• **Task input**:
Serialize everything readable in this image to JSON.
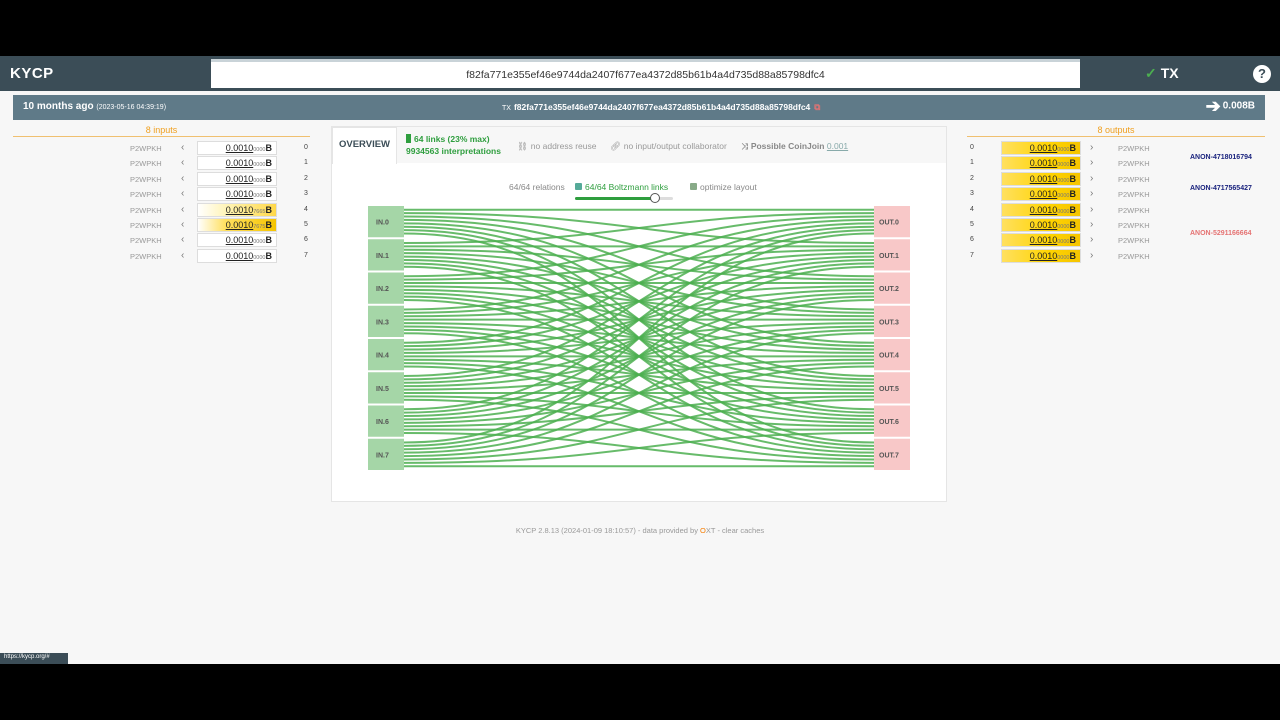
{
  "app": {
    "name": "KYCP"
  },
  "search": {
    "value": "f82fa771e355ef46e9744da2407f677ea4372d85b61b4a4d735d88a85798dfc4"
  },
  "header": {
    "tx_label": "TX",
    "help": "?"
  },
  "txbar": {
    "ago": "10 months ago",
    "date": "(2023-05-16 04:39:19)",
    "tx_prefix": "TX",
    "txid": "f82fa771e355ef46e9744da2407f677ea4372d85b61b4a4d735d88a85798dfc4",
    "total": "0.008B"
  },
  "inputs": {
    "title": "8 inputs",
    "items": [
      {
        "type": "P2WPKH",
        "amount_main": "0.0010",
        "amount_small": "0000",
        "unit": "B",
        "index": "0",
        "highlight": "none"
      },
      {
        "type": "P2WPKH",
        "amount_main": "0.0010",
        "amount_small": "0000",
        "unit": "B",
        "index": "1",
        "highlight": "none"
      },
      {
        "type": "P2WPKH",
        "amount_main": "0.0010",
        "amount_small": "0000",
        "unit": "B",
        "index": "2",
        "highlight": "none"
      },
      {
        "type": "P2WPKH",
        "amount_main": "0.0010",
        "amount_small": "0000",
        "unit": "B",
        "index": "3",
        "highlight": "none"
      },
      {
        "type": "P2WPKH",
        "amount_main": "0.0010",
        "amount_small": "7665",
        "unit": "B",
        "index": "4",
        "highlight": "light"
      },
      {
        "type": "P2WPKH",
        "amount_main": "0.0010",
        "amount_small": "7675",
        "unit": "B",
        "index": "5",
        "highlight": "mid"
      },
      {
        "type": "P2WPKH",
        "amount_main": "0.0010",
        "amount_small": "0000",
        "unit": "B",
        "index": "6",
        "highlight": "none"
      },
      {
        "type": "P2WPKH",
        "amount_main": "0.0010",
        "amount_small": "0000",
        "unit": "B",
        "index": "7",
        "highlight": "none"
      }
    ]
  },
  "outputs": {
    "title": "8 outputs",
    "items": [
      {
        "index": "0",
        "amount_main": "0.0010",
        "amount_small": "0000",
        "unit": "B",
        "type": "P2WPKH",
        "anon": ""
      },
      {
        "index": "1",
        "amount_main": "0.0010",
        "amount_small": "0000",
        "unit": "B",
        "type": "P2WPKH",
        "anon": "ANON-4718016794"
      },
      {
        "index": "2",
        "amount_main": "0.0010",
        "amount_small": "0000",
        "unit": "B",
        "type": "P2WPKH",
        "anon": ""
      },
      {
        "index": "3",
        "amount_main": "0.0010",
        "amount_small": "0000",
        "unit": "B",
        "type": "P2WPKH",
        "anon": "ANON-4717565427"
      },
      {
        "index": "4",
        "amount_main": "0.0010",
        "amount_small": "0000",
        "unit": "B",
        "type": "P2WPKH",
        "anon": ""
      },
      {
        "index": "5",
        "amount_main": "0.0010",
        "amount_small": "0000",
        "unit": "B",
        "type": "P2WPKH",
        "anon": ""
      },
      {
        "index": "6",
        "amount_main": "0.0010",
        "amount_small": "0000",
        "unit": "B",
        "type": "P2WPKH",
        "anon": "ANON-5291166664"
      },
      {
        "index": "7",
        "amount_main": "0.0010",
        "amount_small": "0000",
        "unit": "B",
        "type": "P2WPKH",
        "anon": ""
      }
    ],
    "anon_colors": [
      "#1a237e",
      "#1a237e",
      "#e57373"
    ]
  },
  "overview": {
    "tab": "OVERVIEW",
    "links": "64 links (23% max)",
    "interpretations": "9934563 interpretations",
    "heuristics": {
      "address_reuse": "no address reuse",
      "collaborator": "no input/output collaborator",
      "coinjoin": "Possible CoinJoin",
      "coinjoin_score": "0.001"
    },
    "relations": "64/64 relations",
    "boltzmann": "64/64 Boltzmann links",
    "optimize": "optimize layout",
    "slider_fraction": 0.82
  },
  "diagram": {
    "inputs": [
      "IN.0",
      "IN.1",
      "IN.2",
      "IN.3",
      "IN.4",
      "IN.5",
      "IN.6",
      "IN.7"
    ],
    "outputs": [
      "OUT.0",
      "OUT.1",
      "OUT.2",
      "OUT.3",
      "OUT.4",
      "OUT.5",
      "OUT.6",
      "OUT.7"
    ],
    "link_color": "#4caf50",
    "in_color": "#a5d6a7",
    "out_color": "#f8c8c8"
  },
  "footer": {
    "version": "KYCP 2.8.13 (2024-01-09 18:10:57) - data provided by",
    "provider_o": "O",
    "provider_rest": "XT",
    "clear": "- clear caches"
  },
  "status_url": "https://kycp.org/#"
}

• **Written request**:
All of the entries above should be duplicated exactly, except for the pictures.

• **Result for this exercise**:
Serialize everything readable in this image to JSON.
{
  "app": {
    "name": "KYCP"
  },
  "search": {
    "value": "f82fa771e355ef46e9744da2407f677ea4372d85b61b4a4d735d88a85798dfc4"
  },
  "header": {
    "tx_label": "TX",
    "help": "?"
  },
  "txbar": {
    "ago": "10 months ago",
    "date": "(2023-05-16 04:39:19)",
    "tx_prefix": "TX",
    "txid": "f82fa771e355ef46e9744da2407f677ea4372d85b61b4a4d735d88a85798dfc4",
    "total": "0.008B"
  },
  "inputs": {
    "title": "8 inputs",
    "items": [
      {
        "type": "P2WPKH",
        "amount_main": "0.0010",
        "amount_small": "0000",
        "unit": "B",
        "index": "0",
        "highlight": "none"
      },
      {
        "type": "P2WPKH",
        "amount_main": "0.0010",
        "amount_small": "0000",
        "unit": "B",
        "index": "1",
        "highlight": "none"
      },
      {
        "type": "P2WPKH",
        "amount_main": "0.0010",
        "amount_small": "0000",
        "unit": "B",
        "index": "2",
        "highlight": "none"
      },
      {
        "type": "P2WPKH",
        "amount_main": "0.0010",
        "amount_small": "0000",
        "unit": "B",
        "index": "3",
        "highlight": "none"
      },
      {
        "type": "P2WPKH",
        "amount_main": "0.0010",
        "amount_small": "7665",
        "unit": "B",
        "index": "4",
        "highlight": "light"
      },
      {
        "type": "P2WPKH",
        "amount_main": "0.0010",
        "amount_small": "7675",
        "unit": "B",
        "index": "5",
        "highlight": "mid"
      },
      {
        "type": "P2WPKH",
        "amount_main": "0.0010",
        "amount_small": "0000",
        "unit": "B",
        "index": "6",
        "highlight": "none"
      },
      {
        "type": "P2WPKH",
        "amount_main": "0.0010",
        "amount_small": "0000",
        "unit": "B",
        "index": "7",
        "highlight": "none"
      }
    ]
  },
  "outputs": {
    "title": "8 outputs",
    "items": [
      {
        "index": "0",
        "amount_main": "0.0010",
        "amount_small": "0000",
        "unit": "B",
        "type": "P2WPKH",
        "anon": ""
      },
      {
        "index": "1",
        "amount_main": "0.0010",
        "amount_small": "0000",
        "unit": "B",
        "type": "P2WPKH",
        "anon": "ANON-4718016794"
      },
      {
        "index": "2",
        "amount_main": "0.0010",
        "amount_small": "0000",
        "unit": "B",
        "type": "P2WPKH",
        "anon": ""
      },
      {
        "index": "3",
        "amount_main": "0.0010",
        "amount_small": "0000",
        "unit": "B",
        "type": "P2WPKH",
        "anon": "ANON-4717565427"
      },
      {
        "index": "4",
        "amount_main": "0.0010",
        "amount_small": "0000",
        "unit": "B",
        "type": "P2WPKH",
        "anon": ""
      },
      {
        "index": "5",
        "amount_main": "0.0010",
        "amount_small": "0000",
        "unit": "B",
        "type": "P2WPKH",
        "anon": ""
      },
      {
        "index": "6",
        "amount_main": "0.0010",
        "amount_small": "0000",
        "unit": "B",
        "type": "P2WPKH",
        "anon": "ANON-5291166664"
      },
      {
        "index": "7",
        "amount_main": "0.0010",
        "amount_small": "0000",
        "unit": "B",
        "type": "P2WPKH",
        "anon": ""
      }
    ],
    "anon_colors": [
      "#1a237e",
      "#1a237e",
      "#e57373"
    ]
  },
  "overview": {
    "tab": "OVERVIEW",
    "links": "64 links (23% max)",
    "interpretations": "9934563 interpretations",
    "heuristics": {
      "address_reuse": "no address reuse",
      "collaborator": "no input/output collaborator",
      "coinjoin": "Possible CoinJoin",
      "coinjoin_score": "0.001"
    },
    "relations": "64/64 relations",
    "boltzmann": "64/64 Boltzmann links",
    "optimize": "optimize layout",
    "slider_fraction": 0.82
  },
  "diagram": {
    "inputs": [
      "IN.0",
      "IN.1",
      "IN.2",
      "IN.3",
      "IN.4",
      "IN.5",
      "IN.6",
      "IN.7"
    ],
    "outputs": [
      "OUT.0",
      "OUT.1",
      "OUT.2",
      "OUT.3",
      "OUT.4",
      "OUT.5",
      "OUT.6",
      "OUT.7"
    ],
    "link_color": "#4caf50",
    "in_color": "#a5d6a7",
    "out_color": "#f8c8c8"
  },
  "footer": {
    "version": "KYCP 2.8.13 (2024-01-09 18:10:57) - data provided by",
    "provider_o": "O",
    "provider_rest": "XT",
    "clear": "- clear caches"
  },
  "status_url": "https://kycp.org/#"
}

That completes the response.